» WHAT IS EXPECTED
Wherever a line below holds the word "entpivotieren", copy that line.

» EXTRACTED MATERIAL
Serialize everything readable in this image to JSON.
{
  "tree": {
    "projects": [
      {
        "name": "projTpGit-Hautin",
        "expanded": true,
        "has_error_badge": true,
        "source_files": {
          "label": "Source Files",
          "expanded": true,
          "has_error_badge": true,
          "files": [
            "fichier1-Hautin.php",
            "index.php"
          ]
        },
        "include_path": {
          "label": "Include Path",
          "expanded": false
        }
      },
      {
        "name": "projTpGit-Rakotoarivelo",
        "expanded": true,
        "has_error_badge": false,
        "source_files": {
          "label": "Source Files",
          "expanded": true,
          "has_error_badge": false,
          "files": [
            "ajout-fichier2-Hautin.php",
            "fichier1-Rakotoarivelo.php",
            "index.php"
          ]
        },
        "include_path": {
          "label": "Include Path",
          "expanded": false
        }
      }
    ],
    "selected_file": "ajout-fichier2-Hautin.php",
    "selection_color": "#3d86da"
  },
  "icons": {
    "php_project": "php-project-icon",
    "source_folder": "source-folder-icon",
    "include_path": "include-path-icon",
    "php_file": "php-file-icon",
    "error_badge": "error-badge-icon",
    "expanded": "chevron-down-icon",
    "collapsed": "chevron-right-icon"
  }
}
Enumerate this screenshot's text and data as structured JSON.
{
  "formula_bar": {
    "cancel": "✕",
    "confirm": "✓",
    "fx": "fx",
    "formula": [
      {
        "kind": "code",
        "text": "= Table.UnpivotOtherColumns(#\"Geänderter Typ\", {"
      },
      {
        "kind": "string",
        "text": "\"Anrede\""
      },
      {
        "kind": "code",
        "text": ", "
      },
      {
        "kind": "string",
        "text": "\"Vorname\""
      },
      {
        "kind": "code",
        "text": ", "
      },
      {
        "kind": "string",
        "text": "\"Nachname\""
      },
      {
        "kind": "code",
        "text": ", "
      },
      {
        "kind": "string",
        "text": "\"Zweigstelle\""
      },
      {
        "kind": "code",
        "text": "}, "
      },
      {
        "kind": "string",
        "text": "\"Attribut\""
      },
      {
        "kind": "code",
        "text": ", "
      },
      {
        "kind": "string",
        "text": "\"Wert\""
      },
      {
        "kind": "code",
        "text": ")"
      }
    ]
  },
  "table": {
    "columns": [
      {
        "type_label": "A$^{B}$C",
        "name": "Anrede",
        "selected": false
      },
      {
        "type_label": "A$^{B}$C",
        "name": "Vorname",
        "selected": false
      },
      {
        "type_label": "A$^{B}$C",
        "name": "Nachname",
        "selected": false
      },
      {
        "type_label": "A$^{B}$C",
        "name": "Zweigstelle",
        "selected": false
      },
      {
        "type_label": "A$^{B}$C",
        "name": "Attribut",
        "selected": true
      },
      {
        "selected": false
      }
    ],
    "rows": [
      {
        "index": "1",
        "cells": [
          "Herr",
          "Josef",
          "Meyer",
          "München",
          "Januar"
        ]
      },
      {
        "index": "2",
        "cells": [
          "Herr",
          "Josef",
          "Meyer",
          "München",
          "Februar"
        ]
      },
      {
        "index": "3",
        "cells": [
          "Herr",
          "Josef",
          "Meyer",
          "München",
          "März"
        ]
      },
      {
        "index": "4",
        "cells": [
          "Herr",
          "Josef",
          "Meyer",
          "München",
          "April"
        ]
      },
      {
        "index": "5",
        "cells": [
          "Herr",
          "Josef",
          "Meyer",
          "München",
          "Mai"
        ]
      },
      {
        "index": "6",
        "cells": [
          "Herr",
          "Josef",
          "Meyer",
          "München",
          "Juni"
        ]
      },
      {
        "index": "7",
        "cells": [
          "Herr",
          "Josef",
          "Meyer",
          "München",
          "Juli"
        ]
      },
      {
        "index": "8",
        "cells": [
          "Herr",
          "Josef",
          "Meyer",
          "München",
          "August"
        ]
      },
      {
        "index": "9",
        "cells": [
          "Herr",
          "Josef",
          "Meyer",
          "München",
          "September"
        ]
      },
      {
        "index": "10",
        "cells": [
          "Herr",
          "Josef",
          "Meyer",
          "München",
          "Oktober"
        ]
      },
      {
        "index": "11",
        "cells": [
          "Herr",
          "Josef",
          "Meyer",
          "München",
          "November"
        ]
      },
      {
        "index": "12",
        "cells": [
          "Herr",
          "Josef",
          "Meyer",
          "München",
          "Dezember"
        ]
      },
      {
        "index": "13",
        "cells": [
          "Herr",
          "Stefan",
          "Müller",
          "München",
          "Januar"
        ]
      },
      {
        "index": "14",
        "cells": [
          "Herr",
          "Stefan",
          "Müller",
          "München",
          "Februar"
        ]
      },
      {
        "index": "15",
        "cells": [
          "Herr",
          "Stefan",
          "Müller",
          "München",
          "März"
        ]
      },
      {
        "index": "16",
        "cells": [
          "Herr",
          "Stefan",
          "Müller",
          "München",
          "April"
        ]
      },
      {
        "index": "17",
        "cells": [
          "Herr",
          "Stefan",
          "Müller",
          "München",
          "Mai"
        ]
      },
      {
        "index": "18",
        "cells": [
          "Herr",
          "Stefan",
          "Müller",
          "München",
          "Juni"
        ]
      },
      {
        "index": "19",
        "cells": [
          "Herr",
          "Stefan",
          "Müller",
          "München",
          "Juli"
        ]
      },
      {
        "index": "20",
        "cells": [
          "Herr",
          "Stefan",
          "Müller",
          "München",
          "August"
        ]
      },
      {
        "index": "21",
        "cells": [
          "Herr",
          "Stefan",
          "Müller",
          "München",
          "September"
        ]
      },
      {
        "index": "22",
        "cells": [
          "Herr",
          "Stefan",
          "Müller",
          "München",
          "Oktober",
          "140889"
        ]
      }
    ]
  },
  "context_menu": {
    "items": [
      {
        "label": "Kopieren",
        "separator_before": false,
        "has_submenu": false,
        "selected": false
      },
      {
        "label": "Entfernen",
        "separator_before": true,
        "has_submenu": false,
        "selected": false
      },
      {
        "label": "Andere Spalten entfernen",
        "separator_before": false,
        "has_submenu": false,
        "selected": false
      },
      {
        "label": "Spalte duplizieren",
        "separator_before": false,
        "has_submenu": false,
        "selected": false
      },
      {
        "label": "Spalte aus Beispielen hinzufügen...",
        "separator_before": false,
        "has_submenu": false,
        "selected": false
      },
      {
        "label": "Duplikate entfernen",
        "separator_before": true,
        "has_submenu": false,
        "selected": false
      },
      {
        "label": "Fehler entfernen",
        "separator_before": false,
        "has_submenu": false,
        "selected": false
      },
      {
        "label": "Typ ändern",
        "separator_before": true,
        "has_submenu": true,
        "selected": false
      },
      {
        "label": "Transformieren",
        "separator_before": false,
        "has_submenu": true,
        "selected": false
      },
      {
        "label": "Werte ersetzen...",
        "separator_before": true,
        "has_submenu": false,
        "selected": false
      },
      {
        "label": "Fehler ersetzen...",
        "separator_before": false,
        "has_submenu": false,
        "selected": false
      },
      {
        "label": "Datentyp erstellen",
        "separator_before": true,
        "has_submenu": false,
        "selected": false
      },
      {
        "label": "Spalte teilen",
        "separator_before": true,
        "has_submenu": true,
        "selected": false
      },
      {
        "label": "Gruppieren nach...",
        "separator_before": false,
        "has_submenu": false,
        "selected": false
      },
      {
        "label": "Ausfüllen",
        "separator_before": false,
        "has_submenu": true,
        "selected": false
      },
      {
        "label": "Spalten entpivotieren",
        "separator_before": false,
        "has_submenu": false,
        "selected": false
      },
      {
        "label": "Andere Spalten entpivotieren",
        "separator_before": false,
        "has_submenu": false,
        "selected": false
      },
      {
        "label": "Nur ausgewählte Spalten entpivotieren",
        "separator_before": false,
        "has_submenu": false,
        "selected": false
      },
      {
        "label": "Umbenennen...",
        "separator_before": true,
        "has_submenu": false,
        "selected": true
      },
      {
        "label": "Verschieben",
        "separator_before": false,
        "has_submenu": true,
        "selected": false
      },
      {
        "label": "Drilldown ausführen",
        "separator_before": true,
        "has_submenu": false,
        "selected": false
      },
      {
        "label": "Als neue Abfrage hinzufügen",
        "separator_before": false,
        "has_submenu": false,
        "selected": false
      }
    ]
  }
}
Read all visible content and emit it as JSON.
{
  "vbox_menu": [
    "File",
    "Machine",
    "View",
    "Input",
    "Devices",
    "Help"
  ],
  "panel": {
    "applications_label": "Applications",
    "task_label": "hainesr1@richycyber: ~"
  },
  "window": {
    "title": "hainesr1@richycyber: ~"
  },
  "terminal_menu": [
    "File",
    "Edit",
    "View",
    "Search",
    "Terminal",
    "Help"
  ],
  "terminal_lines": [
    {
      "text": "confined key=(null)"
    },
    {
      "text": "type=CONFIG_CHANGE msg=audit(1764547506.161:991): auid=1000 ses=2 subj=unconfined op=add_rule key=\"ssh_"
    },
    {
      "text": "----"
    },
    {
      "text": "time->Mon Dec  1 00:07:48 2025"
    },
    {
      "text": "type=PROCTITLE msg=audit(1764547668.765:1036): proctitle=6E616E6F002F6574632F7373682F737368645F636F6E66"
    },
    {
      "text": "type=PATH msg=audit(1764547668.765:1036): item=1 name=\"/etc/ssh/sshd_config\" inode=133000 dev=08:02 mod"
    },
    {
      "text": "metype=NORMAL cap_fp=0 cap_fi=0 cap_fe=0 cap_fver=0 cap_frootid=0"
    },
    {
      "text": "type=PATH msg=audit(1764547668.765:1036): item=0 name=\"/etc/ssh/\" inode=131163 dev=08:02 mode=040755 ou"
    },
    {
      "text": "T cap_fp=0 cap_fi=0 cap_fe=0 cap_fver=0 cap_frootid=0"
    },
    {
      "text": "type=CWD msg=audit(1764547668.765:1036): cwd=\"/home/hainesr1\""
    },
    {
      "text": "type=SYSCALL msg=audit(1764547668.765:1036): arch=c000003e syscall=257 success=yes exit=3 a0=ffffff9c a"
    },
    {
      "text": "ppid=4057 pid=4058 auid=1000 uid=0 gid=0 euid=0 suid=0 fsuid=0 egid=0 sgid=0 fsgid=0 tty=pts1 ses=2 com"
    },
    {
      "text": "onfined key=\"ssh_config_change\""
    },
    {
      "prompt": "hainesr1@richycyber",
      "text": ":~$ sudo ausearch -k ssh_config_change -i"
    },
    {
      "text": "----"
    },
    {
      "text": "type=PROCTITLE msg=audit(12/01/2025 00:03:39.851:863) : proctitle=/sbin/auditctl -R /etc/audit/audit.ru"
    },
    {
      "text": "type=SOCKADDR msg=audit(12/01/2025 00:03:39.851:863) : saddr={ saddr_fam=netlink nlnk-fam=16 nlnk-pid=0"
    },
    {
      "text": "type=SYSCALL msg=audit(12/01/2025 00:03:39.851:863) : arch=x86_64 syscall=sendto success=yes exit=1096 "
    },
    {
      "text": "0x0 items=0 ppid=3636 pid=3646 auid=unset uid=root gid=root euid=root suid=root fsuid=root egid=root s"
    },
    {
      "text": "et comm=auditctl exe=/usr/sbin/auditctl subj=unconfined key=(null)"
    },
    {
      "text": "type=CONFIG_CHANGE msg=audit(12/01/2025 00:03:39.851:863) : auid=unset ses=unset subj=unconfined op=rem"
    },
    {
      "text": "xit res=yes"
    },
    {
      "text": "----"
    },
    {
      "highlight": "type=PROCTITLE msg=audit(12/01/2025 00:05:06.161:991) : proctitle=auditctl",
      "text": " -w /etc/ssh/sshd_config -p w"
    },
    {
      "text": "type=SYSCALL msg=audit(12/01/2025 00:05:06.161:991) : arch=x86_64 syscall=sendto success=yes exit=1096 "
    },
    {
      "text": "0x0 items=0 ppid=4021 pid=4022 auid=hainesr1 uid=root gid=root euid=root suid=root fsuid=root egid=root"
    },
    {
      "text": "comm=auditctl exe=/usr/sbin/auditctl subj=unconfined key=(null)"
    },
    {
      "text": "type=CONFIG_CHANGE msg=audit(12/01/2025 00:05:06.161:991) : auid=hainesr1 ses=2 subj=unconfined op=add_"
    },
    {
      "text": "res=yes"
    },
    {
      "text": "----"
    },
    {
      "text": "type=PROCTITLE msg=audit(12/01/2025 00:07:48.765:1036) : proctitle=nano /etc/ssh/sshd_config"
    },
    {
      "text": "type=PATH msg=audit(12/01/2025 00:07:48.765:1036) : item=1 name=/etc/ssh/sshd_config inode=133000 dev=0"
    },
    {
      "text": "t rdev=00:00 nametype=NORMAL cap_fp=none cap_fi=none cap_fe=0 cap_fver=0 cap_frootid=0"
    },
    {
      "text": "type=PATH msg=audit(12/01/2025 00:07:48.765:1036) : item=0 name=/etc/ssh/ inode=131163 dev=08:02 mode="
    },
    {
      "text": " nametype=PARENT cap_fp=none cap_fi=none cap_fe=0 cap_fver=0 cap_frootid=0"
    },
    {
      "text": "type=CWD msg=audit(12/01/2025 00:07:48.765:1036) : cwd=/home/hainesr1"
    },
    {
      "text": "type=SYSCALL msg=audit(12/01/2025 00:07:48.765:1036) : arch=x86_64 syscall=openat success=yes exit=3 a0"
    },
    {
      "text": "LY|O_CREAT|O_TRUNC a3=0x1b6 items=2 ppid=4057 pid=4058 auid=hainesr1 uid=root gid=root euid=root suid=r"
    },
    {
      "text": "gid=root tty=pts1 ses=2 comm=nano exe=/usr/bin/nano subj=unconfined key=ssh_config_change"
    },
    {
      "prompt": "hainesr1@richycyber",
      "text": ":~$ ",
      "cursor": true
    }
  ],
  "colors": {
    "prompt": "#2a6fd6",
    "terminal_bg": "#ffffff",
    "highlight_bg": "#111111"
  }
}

» ANSWER BELOW
        "label": "Spalten entpivotieren",
        "label": "Andere Spalten entpivotieren",
        "label": "Nur ausgewählte Spalten entpivotieren",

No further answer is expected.